▶ _EXERCISE REQUIREMENTS_:
Print all of the data exactly.

◆ ◆ ◆

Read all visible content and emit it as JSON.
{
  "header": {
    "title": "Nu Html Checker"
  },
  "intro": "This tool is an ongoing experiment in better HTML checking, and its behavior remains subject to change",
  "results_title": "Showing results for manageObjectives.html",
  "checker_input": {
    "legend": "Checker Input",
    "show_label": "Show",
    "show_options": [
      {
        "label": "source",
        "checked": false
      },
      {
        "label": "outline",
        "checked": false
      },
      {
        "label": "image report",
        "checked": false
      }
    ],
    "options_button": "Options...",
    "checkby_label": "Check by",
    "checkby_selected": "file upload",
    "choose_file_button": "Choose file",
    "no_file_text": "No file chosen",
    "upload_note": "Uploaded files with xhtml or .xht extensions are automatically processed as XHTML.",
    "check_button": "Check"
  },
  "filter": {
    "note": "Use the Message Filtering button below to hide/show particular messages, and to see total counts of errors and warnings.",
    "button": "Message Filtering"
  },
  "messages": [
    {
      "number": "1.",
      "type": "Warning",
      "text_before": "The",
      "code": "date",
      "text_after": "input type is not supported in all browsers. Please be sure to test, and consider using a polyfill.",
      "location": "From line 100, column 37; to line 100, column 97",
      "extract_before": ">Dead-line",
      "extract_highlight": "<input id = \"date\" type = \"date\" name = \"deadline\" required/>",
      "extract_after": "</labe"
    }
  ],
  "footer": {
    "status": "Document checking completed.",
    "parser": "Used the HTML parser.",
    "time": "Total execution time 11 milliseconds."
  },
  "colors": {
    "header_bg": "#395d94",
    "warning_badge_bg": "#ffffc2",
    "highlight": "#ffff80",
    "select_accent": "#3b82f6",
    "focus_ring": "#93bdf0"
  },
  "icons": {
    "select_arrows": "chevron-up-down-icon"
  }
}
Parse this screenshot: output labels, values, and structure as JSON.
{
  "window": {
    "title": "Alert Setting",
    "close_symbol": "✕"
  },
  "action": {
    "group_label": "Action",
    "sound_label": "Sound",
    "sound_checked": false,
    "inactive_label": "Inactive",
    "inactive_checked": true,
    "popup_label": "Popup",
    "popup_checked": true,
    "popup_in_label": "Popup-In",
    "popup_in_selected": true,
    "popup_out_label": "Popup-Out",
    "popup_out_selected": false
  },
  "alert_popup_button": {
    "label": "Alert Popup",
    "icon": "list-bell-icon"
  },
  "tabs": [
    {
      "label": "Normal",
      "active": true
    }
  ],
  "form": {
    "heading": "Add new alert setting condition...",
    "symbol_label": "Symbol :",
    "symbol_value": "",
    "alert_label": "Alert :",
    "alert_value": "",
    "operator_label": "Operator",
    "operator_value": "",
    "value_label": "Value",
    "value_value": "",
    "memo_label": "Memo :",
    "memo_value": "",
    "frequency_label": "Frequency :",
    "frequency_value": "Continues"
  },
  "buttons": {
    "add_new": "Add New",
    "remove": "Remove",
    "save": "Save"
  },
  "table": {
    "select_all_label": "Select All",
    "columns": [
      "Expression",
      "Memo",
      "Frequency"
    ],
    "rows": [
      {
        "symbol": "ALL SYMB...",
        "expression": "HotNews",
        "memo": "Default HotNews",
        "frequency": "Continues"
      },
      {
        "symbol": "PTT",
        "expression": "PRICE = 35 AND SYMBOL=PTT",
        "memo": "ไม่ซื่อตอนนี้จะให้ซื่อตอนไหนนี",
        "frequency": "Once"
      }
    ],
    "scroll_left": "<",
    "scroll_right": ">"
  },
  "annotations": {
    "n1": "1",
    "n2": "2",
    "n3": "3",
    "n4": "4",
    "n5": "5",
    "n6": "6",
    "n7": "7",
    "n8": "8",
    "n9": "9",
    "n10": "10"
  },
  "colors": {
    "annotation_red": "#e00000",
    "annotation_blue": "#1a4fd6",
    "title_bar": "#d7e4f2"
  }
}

◆ ◆ ◆

▶ _SOLUTION TO THE EXERCISE_:
Read all visible content and emit it as JSON.
{
  "header": {
    "title": "Nu Html Checker"
  },
  "intro": "This tool is an ongoing experiment in better HTML checking, and its behavior remains subject to change",
  "results_title": "Showing results for manageObjectives.html",
  "checker_input": {
    "legend": "Checker Input",
    "show_label": "Show",
    "show_options": [
      {
        "label": "source",
        "checked": false
      },
      {
        "label": "outline",
        "checked": false
      },
      {
        "label": "image report",
        "checked": false
      }
    ],
    "options_button": "Options...",
    "checkby_label": "Check by",
    "checkby_selected": "file upload",
    "choose_file_button": "Choose file",
    "no_file_text": "No file chosen",
    "upload_note": "Uploaded files with xhtml or .xht extensions are automatically processed as XHTML.",
    "check_button": "Check"
  },
  "filter": {
    "note": "Use the Message Filtering button below to hide/show particular messages, and to see total counts of errors and warnings.",
    "button": "Message Filtering"
  },
  "messages": [
    {
      "number": "1.",
      "type": "Warning",
      "text_before": "The",
      "code": "date",
      "text_after": "input type is not supported in all browsers. Please be sure to test, and consider using a polyfill.",
      "location": "From line 100, column 37; to line 100, column 97",
      "extract_before": ">Dead-line",
      "extract_highlight": "<input id = \"date\" type = \"date\" name = \"deadline\" required/>",
      "extract_after": "</labe"
    }
  ],
  "footer": {
    "status": "Document checking completed.",
    "parser": "Used the HTML parser.",
    "time": "Total execution time 11 milliseconds."
  },
  "colors": {
    "header_bg": "#395d94",
    "warning_badge_bg": "#ffffc2",
    "highlight": "#ffff80",
    "select_accent": "#3b82f6",
    "focus_ring": "#93bdf0"
  },
  "icons": {
    "select_arrows": "chevron-up-down-icon"
  }
}
Parse this screenshot: output labels, values, and structure as JSON.
{
  "window": {
    "title": "Alert Setting",
    "close_symbol": "✕"
  },
  "action": {
    "group_label": "Action",
    "sound_label": "Sound",
    "sound_checked": false,
    "inactive_label": "Inactive",
    "inactive_checked": true,
    "popup_label": "Popup",
    "popup_checked": true,
    "popup_in_label": "Popup-In",
    "popup_in_selected": true,
    "popup_out_label": "Popup-Out",
    "popup_out_selected": false
  },
  "alert_popup_button": {
    "label": "Alert Popup",
    "icon": "list-bell-icon"
  },
  "tabs": [
    {
      "label": "Normal",
      "active": true
    }
  ],
  "form": {
    "heading": "Add new alert setting condition...",
    "symbol_label": "Symbol :",
    "symbol_value": "",
    "alert_label": "Alert :",
    "alert_value": "",
    "operator_label": "Operator",
    "operator_value": "",
    "value_label": "Value",
    "value_value": "",
    "memo_label": "Memo :",
    "memo_value": "",
    "frequency_label": "Frequency :",
    "frequency_value": "Continues"
  },
  "buttons": {
    "add_new": "Add New",
    "remove": "Remove",
    "save": "Save"
  },
  "table": {
    "select_all_label": "Select All",
    "columns": [
      "Expression",
      "Memo",
      "Frequency"
    ],
    "rows": [
      {
        "symbol": "ALL SYMB...",
        "expression": "HotNews",
        "memo": "Default HotNews",
        "frequency": "Continues"
      },
      {
        "symbol": "PTT",
        "expression": "PRICE = 35 AND SYMBOL=PTT",
        "memo": "ไม่ซื่อตอนนี้จะให้ซื่อตอนไหนนี",
        "frequency": "Once"
      }
    ],
    "scroll_left": "<",
    "scroll_right": ">"
  },
  "annotations": {
    "n1": "1",
    "n2": "2",
    "n3": "3",
    "n4": "4",
    "n5": "5",
    "n6": "6",
    "n7": "7",
    "n8": "8",
    "n9": "9",
    "n10": "10"
  },
  "colors": {
    "annotation_red": "#e00000",
    "annotation_blue": "#1a4fd6",
    "title_bar": "#d7e4f2"
  }
}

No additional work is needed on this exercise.